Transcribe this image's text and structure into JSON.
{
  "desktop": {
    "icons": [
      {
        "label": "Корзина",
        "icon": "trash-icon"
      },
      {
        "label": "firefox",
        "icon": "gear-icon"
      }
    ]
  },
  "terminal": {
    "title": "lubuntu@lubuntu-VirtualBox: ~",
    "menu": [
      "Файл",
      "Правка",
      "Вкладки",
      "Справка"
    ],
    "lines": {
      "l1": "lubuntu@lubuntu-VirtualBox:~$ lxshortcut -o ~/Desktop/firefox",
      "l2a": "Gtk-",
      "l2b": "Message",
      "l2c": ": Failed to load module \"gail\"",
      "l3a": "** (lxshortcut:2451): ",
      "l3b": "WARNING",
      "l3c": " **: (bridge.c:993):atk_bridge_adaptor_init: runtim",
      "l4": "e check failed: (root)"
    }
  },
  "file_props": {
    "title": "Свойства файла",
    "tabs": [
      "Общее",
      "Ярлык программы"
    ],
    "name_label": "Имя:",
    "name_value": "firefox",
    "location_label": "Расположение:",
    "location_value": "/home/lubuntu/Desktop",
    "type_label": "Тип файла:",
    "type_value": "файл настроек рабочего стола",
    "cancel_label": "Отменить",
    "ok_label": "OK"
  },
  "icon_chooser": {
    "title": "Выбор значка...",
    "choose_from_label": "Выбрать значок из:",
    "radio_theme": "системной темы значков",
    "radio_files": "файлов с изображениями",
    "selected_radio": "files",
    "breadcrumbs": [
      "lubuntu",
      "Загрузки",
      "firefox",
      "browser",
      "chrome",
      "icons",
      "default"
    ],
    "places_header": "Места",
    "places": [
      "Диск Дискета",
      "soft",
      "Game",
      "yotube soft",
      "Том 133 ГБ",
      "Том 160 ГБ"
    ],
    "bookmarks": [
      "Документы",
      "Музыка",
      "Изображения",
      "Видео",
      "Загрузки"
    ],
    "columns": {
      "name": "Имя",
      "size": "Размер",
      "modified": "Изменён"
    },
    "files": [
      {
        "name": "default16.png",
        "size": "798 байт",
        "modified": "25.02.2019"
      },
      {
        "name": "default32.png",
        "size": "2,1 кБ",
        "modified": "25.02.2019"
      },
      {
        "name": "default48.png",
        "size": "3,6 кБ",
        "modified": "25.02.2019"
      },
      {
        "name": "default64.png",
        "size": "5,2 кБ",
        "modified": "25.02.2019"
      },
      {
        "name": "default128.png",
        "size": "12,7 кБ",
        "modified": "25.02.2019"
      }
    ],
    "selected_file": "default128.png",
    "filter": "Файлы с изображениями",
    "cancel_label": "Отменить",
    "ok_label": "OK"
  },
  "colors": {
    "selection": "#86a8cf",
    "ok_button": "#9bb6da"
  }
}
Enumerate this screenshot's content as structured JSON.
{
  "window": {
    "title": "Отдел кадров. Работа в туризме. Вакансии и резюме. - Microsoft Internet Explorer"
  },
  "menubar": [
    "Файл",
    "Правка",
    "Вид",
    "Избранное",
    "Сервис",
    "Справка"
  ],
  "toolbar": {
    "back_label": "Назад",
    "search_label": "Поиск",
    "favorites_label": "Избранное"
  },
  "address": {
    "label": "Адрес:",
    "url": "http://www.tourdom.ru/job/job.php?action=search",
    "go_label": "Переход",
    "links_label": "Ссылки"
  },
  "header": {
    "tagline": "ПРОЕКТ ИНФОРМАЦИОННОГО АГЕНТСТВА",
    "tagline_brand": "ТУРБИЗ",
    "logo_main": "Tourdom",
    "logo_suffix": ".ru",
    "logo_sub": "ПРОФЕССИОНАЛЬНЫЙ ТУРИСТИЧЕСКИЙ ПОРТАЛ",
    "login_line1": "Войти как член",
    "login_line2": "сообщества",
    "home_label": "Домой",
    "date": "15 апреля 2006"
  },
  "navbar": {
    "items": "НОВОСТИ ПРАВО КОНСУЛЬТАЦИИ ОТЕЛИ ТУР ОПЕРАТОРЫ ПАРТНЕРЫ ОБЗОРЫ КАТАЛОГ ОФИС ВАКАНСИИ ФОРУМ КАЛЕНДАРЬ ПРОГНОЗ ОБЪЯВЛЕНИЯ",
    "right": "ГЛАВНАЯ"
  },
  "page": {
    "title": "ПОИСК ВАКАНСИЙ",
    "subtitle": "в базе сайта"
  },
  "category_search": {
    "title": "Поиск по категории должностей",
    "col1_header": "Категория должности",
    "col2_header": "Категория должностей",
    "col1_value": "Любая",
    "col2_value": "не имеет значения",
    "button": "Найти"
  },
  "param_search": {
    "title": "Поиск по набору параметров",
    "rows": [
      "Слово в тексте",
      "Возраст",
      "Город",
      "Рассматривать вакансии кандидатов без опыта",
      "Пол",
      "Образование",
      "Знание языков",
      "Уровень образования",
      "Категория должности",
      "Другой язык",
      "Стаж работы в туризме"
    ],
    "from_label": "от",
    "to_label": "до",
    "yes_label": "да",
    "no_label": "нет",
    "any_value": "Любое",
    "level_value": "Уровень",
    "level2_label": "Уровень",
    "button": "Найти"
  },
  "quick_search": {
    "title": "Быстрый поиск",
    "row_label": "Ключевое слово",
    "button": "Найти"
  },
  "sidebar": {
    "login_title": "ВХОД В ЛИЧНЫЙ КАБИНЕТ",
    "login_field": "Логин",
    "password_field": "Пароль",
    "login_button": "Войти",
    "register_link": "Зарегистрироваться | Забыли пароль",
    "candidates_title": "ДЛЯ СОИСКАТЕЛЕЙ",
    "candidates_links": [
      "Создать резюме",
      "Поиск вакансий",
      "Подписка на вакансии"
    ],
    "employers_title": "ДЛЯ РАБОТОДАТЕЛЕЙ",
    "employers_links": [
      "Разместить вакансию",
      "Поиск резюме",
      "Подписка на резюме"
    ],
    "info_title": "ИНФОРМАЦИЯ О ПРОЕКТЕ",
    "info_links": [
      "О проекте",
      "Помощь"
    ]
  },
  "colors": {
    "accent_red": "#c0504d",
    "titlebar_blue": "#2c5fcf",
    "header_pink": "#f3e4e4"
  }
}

• Direction:
Each entry above is to be printed again exactly.

• Exercise solution:
Transcribe this image's text and structure into JSON.
{
  "desktop": {
    "icons": [
      {
        "label": "Корзина",
        "icon": "trash-icon"
      },
      {
        "label": "firefox",
        "icon": "gear-icon"
      }
    ]
  },
  "terminal": {
    "title": "lubuntu@lubuntu-VirtualBox: ~",
    "menu": [
      "Файл",
      "Правка",
      "Вкладки",
      "Справка"
    ],
    "lines": {
      "l1": "lubuntu@lubuntu-VirtualBox:~$ lxshortcut -o ~/Desktop/firefox",
      "l2a": "Gtk-",
      "l2b": "Message",
      "l2c": ": Failed to load module \"gail\"",
      "l3a": "** (lxshortcut:2451): ",
      "l3b": "WARNING",
      "l3c": " **: (bridge.c:993):atk_bridge_adaptor_init: runtim",
      "l4": "e check failed: (root)"
    }
  },
  "file_props": {
    "title": "Свойства файла",
    "tabs": [
      "Общее",
      "Ярлык программы"
    ],
    "name_label": "Имя:",
    "name_value": "firefox",
    "location_label": "Расположение:",
    "location_value": "/home/lubuntu/Desktop",
    "type_label": "Тип файла:",
    "type_value": "файл настроек рабочего стола",
    "cancel_label": "Отменить",
    "ok_label": "OK"
  },
  "icon_chooser": {
    "title": "Выбор значка...",
    "choose_from_label": "Выбрать значок из:",
    "radio_theme": "системной темы значков",
    "radio_files": "файлов с изображениями",
    "selected_radio": "files",
    "breadcrumbs": [
      "lubuntu",
      "Загрузки",
      "firefox",
      "browser",
      "chrome",
      "icons",
      "default"
    ],
    "places_header": "Места",
    "places": [
      "Диск Дискета",
      "soft",
      "Game",
      "yotube soft",
      "Том 133 ГБ",
      "Том 160 ГБ"
    ],
    "bookmarks": [
      "Документы",
      "Музыка",
      "Изображения",
      "Видео",
      "Загрузки"
    ],
    "columns": {
      "name": "Имя",
      "size": "Размер",
      "modified": "Изменён"
    },
    "files": [
      {
        "name": "default16.png",
        "size": "798 байт",
        "modified": "25.02.2019"
      },
      {
        "name": "default32.png",
        "size": "2,1 кБ",
        "modified": "25.02.2019"
      },
      {
        "name": "default48.png",
        "size": "3,6 кБ",
        "modified": "25.02.2019"
      },
      {
        "name": "default64.png",
        "size": "5,2 кБ",
        "modified": "25.02.2019"
      },
      {
        "name": "default128.png",
        "size": "12,7 кБ",
        "modified": "25.02.2019"
      }
    ],
    "selected_file": "default128.png",
    "filter": "Файлы с изображениями",
    "cancel_label": "Отменить",
    "ok_label": "OK"
  },
  "colors": {
    "selection": "#86a8cf",
    "ok_button": "#9bb6da"
  }
}
Enumerate this screenshot's content as structured JSON.
{
  "window": {
    "title": "Отдел кадров. Работа в туризме. Вакансии и резюме. - Microsoft Internet Explorer"
  },
  "menubar": [
    "Файл",
    "Правка",
    "Вид",
    "Избранное",
    "Сервис",
    "Справка"
  ],
  "toolbar": {
    "back_label": "Назад",
    "search_label": "Поиск",
    "favorites_label": "Избранное"
  },
  "address": {
    "label": "Адрес:",
    "url": "http://www.tourdom.ru/job/job.php?action=search",
    "go_label": "Переход",
    "links_label": "Ссылки"
  },
  "header": {
    "tagline": "ПРОЕКТ ИНФОРМАЦИОННОГО АГЕНТСТВА",
    "tagline_brand": "ТУРБИЗ",
    "logo_main": "Tourdom",
    "logo_suffix": ".ru",
    "logo_sub": "ПРОФЕССИОНАЛЬНЫЙ ТУРИСТИЧЕСКИЙ ПОРТАЛ",
    "login_line1": "Войти как член",
    "login_line2": "сообщества",
    "home_label": "Домой",
    "date": "15 апреля 2006"
  },
  "navbar": {
    "items": "НОВОСТИ ПРАВО КОНСУЛЬТАЦИИ ОТЕЛИ ТУР ОПЕРАТОРЫ ПАРТНЕРЫ ОБЗОРЫ КАТАЛОГ ОФИС ВАКАНСИИ ФОРУМ КАЛЕНДАРЬ ПРОГНОЗ ОБЪЯВЛЕНИЯ",
    "right": "ГЛАВНАЯ"
  },
  "page": {
    "title": "ПОИСК ВАКАНСИЙ",
    "subtitle": "в базе сайта"
  },
  "category_search": {
    "title": "Поиск по категории должностей",
    "col1_header": "Категория должности",
    "col2_header": "Категория должностей",
    "col1_value": "Любая",
    "col2_value": "не имеет значения",
    "button": "Найти"
  },
  "param_search": {
    "title": "Поиск по набору параметров",
    "rows": [
      "Слово в тексте",
      "Возраст",
      "Город",
      "Рассматривать вакансии кандидатов без опыта",
      "Пол",
      "Образование",
      "Знание языков",
      "Уровень образования",
      "Категория должности",
      "Другой язык",
      "Стаж работы в туризме"
    ],
    "from_label": "от",
    "to_label": "до",
    "yes_label": "да",
    "no_label": "нет",
    "any_value": "Любое",
    "level_value": "Уровень",
    "level2_label": "Уровень",
    "button": "Найти"
  },
  "quick_search": {
    "title": "Быстрый поиск",
    "row_label": "Ключевое слово",
    "button": "Найти"
  },
  "sidebar": {
    "login_title": "ВХОД В ЛИЧНЫЙ КАБИНЕТ",
    "login_field": "Логин",
    "password_field": "Пароль",
    "login_button": "Войти",
    "register_link": "Зарегистрироваться | Забыли пароль",
    "candidates_title": "ДЛЯ СОИСКАТЕЛЕЙ",
    "candidates_links": [
      "Создать резюме",
      "Поиск вакансий",
      "Подписка на вакансии"
    ],
    "employers_title": "ДЛЯ РАБОТОДАТЕЛЕЙ",
    "employers_links": [
      "Разместить вакансию",
      "Поиск резюме",
      "Подписка на резюме"
    ],
    "info_title": "ИНФОРМАЦИЯ О ПРОЕКТЕ",
    "info_links": [
      "О проекте",
      "Помощь"
    ]
  },
  "colors": {
    "accent_red": "#c0504d",
    "titlebar_blue": "#2c5fcf",
    "header_pink": "#f3e4e4"
  }
}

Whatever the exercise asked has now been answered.